Task to complete:
Scan the material below for the string "What", and copy every line where it shows up.

Input records:
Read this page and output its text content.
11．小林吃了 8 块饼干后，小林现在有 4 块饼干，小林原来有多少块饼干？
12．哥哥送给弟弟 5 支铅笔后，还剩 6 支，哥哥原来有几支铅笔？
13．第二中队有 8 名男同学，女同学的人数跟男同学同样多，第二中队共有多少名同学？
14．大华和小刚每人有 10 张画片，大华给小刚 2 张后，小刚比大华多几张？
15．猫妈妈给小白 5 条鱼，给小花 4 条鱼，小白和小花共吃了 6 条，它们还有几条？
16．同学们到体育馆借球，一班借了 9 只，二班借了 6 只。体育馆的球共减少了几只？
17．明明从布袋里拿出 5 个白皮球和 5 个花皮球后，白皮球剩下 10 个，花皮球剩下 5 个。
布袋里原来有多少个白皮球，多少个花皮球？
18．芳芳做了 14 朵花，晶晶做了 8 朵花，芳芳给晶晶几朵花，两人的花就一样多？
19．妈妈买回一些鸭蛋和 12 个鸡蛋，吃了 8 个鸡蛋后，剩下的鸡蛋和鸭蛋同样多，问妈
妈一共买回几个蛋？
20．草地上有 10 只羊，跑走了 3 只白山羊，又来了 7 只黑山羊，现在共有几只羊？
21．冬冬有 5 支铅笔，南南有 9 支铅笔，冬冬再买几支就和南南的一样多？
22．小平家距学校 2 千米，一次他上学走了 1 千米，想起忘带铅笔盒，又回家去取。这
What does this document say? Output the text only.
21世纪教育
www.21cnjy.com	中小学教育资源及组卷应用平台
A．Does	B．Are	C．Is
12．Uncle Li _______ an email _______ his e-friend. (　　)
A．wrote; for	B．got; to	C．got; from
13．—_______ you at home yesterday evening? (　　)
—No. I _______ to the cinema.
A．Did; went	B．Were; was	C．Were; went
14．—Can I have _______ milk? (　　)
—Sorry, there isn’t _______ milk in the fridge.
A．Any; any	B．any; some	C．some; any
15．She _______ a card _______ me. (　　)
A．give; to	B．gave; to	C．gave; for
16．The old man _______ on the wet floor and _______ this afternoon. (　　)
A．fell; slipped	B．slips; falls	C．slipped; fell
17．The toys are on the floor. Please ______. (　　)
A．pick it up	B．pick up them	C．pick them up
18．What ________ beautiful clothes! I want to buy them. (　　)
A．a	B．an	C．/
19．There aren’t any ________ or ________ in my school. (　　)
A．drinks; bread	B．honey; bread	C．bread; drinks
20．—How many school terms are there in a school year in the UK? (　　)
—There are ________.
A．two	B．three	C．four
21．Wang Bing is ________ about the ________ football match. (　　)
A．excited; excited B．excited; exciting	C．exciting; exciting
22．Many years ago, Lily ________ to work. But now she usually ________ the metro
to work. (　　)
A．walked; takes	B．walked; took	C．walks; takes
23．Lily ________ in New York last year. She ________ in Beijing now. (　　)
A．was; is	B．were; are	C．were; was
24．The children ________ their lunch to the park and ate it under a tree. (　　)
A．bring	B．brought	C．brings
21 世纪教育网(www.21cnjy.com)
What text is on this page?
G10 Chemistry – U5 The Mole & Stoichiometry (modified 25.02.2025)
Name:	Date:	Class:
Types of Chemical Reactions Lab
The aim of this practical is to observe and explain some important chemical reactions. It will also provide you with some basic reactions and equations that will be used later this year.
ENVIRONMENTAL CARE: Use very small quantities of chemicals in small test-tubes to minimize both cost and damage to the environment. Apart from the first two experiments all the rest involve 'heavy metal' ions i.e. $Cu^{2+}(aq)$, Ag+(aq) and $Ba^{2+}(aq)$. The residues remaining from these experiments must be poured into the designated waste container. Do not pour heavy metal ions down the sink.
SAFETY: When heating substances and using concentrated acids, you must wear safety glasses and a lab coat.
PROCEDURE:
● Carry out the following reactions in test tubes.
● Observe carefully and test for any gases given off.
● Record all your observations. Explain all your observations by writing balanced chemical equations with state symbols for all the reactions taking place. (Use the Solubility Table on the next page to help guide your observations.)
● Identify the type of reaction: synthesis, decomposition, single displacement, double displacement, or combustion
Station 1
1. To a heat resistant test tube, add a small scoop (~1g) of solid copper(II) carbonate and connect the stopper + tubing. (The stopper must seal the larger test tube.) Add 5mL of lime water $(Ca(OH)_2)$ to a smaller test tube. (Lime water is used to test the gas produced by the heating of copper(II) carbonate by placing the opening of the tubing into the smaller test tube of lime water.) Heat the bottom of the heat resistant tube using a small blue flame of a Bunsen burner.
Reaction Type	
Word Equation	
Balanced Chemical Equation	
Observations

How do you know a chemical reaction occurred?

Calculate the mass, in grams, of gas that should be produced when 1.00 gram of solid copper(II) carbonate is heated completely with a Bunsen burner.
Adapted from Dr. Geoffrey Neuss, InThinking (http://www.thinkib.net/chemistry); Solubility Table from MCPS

Exercise response:
What does this document say? Output the text only.
18．What ________ beautiful clothes! I want to buy them. (　　)
What text is on this page?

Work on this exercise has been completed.